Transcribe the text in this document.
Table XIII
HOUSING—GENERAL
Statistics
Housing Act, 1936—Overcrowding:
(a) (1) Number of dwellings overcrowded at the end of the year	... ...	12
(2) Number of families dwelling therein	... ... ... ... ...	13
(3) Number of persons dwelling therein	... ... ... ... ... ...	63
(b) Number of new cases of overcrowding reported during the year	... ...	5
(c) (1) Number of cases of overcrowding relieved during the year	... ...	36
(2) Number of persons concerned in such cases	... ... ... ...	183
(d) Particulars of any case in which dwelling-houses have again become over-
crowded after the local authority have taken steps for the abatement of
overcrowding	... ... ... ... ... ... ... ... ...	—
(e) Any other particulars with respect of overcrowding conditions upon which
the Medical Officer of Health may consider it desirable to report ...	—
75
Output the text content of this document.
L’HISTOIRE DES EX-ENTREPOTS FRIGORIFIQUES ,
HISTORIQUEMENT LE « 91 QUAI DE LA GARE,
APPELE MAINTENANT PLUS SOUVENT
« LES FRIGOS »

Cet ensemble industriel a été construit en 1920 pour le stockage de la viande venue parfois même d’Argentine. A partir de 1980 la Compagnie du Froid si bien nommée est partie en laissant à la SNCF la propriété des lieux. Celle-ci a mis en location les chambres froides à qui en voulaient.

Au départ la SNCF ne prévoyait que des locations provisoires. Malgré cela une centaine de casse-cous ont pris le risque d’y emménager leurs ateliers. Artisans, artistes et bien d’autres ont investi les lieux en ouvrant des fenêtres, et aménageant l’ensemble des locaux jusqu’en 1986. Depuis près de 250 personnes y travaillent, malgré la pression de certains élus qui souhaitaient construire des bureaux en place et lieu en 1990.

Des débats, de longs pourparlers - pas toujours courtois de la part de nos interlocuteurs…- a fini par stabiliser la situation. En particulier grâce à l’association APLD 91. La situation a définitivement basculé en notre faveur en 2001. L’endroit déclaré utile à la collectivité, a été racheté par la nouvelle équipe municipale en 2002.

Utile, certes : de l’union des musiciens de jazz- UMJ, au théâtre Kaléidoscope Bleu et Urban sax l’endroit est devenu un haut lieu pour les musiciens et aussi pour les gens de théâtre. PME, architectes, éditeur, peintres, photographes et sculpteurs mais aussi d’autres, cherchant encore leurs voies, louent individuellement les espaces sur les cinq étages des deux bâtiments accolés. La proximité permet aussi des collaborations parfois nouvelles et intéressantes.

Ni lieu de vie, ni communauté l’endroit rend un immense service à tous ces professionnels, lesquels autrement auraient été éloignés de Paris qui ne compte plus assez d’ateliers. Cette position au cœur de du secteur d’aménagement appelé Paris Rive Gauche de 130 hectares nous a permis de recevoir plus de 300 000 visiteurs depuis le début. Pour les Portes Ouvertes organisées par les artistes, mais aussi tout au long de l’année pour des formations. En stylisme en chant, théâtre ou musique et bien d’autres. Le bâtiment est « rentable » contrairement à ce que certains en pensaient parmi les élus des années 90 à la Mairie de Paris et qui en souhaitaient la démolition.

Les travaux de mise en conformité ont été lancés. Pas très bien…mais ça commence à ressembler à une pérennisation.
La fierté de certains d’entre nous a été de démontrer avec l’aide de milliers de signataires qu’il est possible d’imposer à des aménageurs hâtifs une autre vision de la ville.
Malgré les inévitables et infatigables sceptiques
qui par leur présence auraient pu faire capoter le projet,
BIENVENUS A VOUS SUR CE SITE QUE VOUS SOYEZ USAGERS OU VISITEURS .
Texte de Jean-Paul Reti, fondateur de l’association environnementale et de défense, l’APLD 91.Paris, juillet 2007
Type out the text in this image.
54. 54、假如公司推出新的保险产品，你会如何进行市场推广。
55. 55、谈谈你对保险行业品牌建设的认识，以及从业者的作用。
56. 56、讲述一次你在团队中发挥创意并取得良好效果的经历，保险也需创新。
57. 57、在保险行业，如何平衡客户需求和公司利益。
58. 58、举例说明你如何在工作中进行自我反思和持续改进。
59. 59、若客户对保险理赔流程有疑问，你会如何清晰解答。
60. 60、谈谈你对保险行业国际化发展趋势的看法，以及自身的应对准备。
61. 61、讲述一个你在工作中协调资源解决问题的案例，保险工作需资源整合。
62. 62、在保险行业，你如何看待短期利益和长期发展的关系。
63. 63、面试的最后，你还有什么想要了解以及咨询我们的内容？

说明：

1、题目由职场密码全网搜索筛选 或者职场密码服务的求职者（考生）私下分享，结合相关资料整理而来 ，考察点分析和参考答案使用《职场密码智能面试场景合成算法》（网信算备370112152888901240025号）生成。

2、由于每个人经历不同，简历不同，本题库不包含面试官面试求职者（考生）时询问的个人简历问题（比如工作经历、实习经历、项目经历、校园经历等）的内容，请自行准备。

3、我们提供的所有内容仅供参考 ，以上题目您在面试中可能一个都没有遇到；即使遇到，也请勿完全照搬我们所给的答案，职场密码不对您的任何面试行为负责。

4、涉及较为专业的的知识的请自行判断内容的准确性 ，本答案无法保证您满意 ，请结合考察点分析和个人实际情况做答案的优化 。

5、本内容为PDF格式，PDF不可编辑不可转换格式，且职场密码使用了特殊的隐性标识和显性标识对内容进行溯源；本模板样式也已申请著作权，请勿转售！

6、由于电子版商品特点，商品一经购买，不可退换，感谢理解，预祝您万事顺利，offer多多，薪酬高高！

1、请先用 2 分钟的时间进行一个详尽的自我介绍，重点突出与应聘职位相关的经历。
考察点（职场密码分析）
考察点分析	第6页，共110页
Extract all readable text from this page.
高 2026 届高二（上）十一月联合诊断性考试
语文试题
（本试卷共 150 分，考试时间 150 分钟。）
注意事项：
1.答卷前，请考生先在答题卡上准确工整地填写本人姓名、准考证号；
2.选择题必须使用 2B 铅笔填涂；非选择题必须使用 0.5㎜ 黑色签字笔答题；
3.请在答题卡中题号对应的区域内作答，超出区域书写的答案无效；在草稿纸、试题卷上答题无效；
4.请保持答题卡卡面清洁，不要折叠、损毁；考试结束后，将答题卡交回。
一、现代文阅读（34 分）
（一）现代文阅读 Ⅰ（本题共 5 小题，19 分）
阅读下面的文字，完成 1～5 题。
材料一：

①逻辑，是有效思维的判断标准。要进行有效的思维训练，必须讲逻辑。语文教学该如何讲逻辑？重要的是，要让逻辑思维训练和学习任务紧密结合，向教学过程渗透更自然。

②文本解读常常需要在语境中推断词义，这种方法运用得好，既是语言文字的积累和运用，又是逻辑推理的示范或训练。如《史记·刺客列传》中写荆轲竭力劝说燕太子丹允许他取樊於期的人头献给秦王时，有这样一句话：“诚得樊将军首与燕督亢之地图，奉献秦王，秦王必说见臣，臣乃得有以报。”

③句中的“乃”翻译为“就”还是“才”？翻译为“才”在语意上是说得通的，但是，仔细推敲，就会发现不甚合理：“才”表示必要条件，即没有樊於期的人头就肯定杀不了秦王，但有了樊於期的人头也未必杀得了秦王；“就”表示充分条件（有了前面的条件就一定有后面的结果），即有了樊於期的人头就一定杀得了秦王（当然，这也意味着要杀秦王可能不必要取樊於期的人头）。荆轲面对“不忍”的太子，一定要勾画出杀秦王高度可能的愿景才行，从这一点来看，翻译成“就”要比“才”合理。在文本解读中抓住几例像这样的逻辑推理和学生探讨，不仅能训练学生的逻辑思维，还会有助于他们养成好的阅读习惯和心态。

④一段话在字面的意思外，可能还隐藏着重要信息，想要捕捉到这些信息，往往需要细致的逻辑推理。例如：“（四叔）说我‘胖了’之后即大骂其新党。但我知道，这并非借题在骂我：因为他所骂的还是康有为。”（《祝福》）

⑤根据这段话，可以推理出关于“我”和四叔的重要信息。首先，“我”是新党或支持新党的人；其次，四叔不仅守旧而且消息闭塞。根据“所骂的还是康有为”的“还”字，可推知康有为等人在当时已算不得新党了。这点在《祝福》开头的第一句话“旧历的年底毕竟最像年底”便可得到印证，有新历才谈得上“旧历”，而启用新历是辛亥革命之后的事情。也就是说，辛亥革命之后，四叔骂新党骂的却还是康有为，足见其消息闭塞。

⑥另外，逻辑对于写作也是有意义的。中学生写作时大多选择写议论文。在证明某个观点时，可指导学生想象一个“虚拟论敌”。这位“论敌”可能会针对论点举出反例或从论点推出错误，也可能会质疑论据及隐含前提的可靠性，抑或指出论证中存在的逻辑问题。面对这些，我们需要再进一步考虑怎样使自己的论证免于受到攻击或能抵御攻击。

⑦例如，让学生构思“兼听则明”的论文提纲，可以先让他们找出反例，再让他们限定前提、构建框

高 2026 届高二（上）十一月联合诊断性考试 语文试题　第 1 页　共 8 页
__________________________________________________
_TASK INSTRUCTIONS_: Give again, word for word, every line from the one holding "Extract all readable text from this page." to the end of the data.

_COMPLETE RESPONSE_:
Extract all readable text from this page.
高 2026 届高二（上）十一月联合诊断性考试
语文试题
（本试卷共 150 分，考试时间 150 分钟。）
注意事项：
1.答卷前，请考生先在答题卡上准确工整地填写本人姓名、准考证号；
2.选择题必须使用 2B 铅笔填涂；非选择题必须使用 0.5㎜ 黑色签字笔答题；
3.请在答题卡中题号对应的区域内作答，超出区域书写的答案无效；在草稿纸、试题卷上答题无效；
4.请保持答题卡卡面清洁，不要折叠、损毁；考试结束后，将答题卡交回。
一、现代文阅读（34 分）
（一）现代文阅读 Ⅰ（本题共 5 小题，19 分）
阅读下面的文字，完成 1～5 题。
材料一：

①逻辑，是有效思维的判断标准。要进行有效的思维训练，必须讲逻辑。语文教学该如何讲逻辑？重要的是，要让逻辑思维训练和学习任务紧密结合，向教学过程渗透更自然。

②文本解读常常需要在语境中推断词义，这种方法运用得好，既是语言文字的积累和运用，又是逻辑推理的示范或训练。如《史记·刺客列传》中写荆轲竭力劝说燕太子丹允许他取樊於期的人头献给秦王时，有这样一句话：“诚得樊将军首与燕督亢之地图，奉献秦王，秦王必说见臣，臣乃得有以报。”

③句中的“乃”翻译为“就”还是“才”？翻译为“才”在语意上是说得通的，但是，仔细推敲，就会发现不甚合理：“才”表示必要条件，即没有樊於期的人头就肯定杀不了秦王，但有了樊於期的人头也未必杀得了秦王；“就”表示充分条件（有了前面的条件就一定有后面的结果），即有了樊於期的人头就一定杀得了秦王（当然，这也意味着要杀秦王可能不必要取樊於期的人头）。荆轲面对“不忍”的太子，一定要勾画出杀秦王高度可能的愿景才行，从这一点来看，翻译成“就”要比“才”合理。在文本解读中抓住几例像这样的逻辑推理和学生探讨，不仅能训练学生的逻辑思维，还会有助于他们养成好的阅读习惯和心态。

④一段话在字面的意思外，可能还隐藏着重要信息，想要捕捉到这些信息，往往需要细致的逻辑推理。例如：“（四叔）说我‘胖了’之后即大骂其新党。但我知道，这并非借题在骂我：因为他所骂的还是康有为。”（《祝福》）

⑤根据这段话，可以推理出关于“我”和四叔的重要信息。首先，“我”是新党或支持新党的人；其次，四叔不仅守旧而且消息闭塞。根据“所骂的还是康有为”的“还”字，可推知康有为等人在当时已算不得新党了。这点在《祝福》开头的第一句话“旧历的年底毕竟最像年底”便可得到印证，有新历才谈得上“旧历”，而启用新历是辛亥革命之后的事情。也就是说，辛亥革命之后，四叔骂新党骂的却还是康有为，足见其消息闭塞。

⑥另外，逻辑对于写作也是有意义的。中学生写作时大多选择写议论文。在证明某个观点时，可指导学生想象一个“虚拟论敌”。这位“论敌”可能会针对论点举出反例或从论点推出错误，也可能会质疑论据及隐含前提的可靠性，抑或指出论证中存在的逻辑问题。面对这些，我们需要再进一步考虑怎样使自己的论证免于受到攻击或能抵御攻击。

⑦例如，让学生构思“兼听则明”的论文提纲，可以先让他们找出反例，再让他们限定前提、构建框

高 2026 届高二（上）十一月联合诊断性考试 语文试题　第 1 页　共 8 页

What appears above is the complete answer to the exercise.